▸ WHAT YOU WILL DO
Write the entries below out again exactly; any picture in them stays out.

▸ RECORDS FOR THIS TASK
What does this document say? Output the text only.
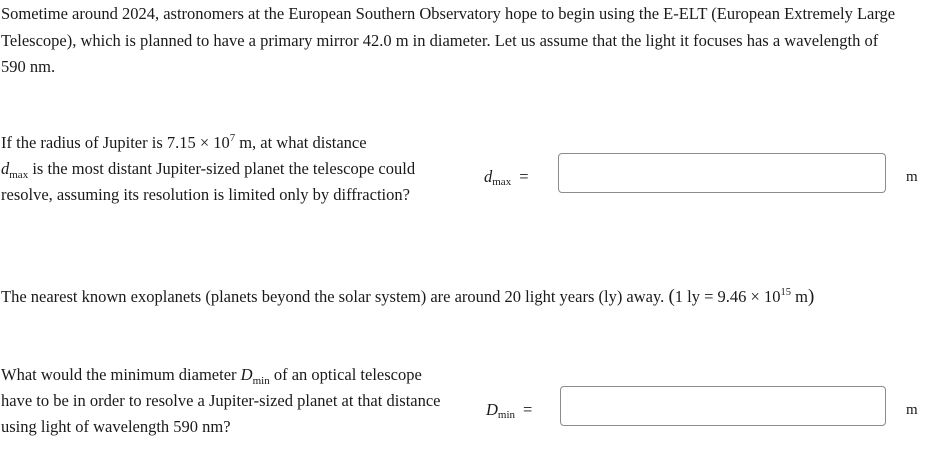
Sometime around 2024, astronomers at the European Southern Observatory hope to begin using the E-ELT (European Extremely Large Telescope), which is planned to have a primary mirror 42.0 m in diameter. Let us assume that the light it focuses has a wavelength of 590 nm.
If the radius of Jupiter is $7.15 \times 10^7$ m, at what distance
$d_{max}$ is the most distant Jupiter-sized planet the telescope could resolve, assuming its resolution is limited only by diffraction?
$d_{max}$ =	m
The nearest known exoplanets (planets beyond the solar system) are around 20 light years (ly) away. (1 ly = $9.46 \times 10^{15}$ m)
What would the minimum diameter $D_{min}$ of an optical telescope have to be in order to resolve a Jupiter-sized planet at that distance using light of wavelength 590 nm?
$D_{min}$ =	m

▸ EXERCISE RESULT
What does this document say? Output the text only.
Sometime around 2024, astronomers at the European Southern Observatory hope to begin using the E-ELT (European Extremely Large Telescope), which is planned to have a primary mirror 42.0 m in diameter. Let us assume that the light it focuses has a wavelength of 590 nm.
If the radius of Jupiter is $7.15 \times 10^7$ m, at what distance
$d_{max}$ is the most distant Jupiter-sized planet the telescope could resolve, assuming its resolution is limited only by diffraction?
$d_{max}$ =	m
The nearest known exoplanets (planets beyond the solar system) are around 20 light years (ly) away. (1 ly = $9.46 \times 10^{15}$ m)
What would the minimum diameter $D_{min}$ of an optical telescope have to be in order to resolve a Jupiter-sized planet at that distance using light of wavelength 590 nm?
$D_{min}$ =	m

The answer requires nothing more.